* **JOB**
Pick out every line in the data below that holds "text".

* begin *

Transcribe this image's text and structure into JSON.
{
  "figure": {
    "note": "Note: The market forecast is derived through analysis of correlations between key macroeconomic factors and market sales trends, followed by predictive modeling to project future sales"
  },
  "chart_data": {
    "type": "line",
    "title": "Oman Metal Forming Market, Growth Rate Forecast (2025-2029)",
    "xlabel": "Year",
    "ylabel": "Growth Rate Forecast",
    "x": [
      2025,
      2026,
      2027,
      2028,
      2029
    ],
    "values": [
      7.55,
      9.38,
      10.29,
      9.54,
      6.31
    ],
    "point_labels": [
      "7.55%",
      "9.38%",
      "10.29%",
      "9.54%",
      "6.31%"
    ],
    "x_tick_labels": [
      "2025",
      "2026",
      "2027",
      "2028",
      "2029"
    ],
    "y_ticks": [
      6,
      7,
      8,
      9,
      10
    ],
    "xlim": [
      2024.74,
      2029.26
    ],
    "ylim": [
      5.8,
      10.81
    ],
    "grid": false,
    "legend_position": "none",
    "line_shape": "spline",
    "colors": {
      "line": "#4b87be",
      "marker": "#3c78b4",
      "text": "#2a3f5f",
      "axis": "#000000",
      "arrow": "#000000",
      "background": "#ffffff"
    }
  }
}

* end *

* **RESULT**
Transcribe this image's text and structure into JSON.
      "text": "#2a3f5f",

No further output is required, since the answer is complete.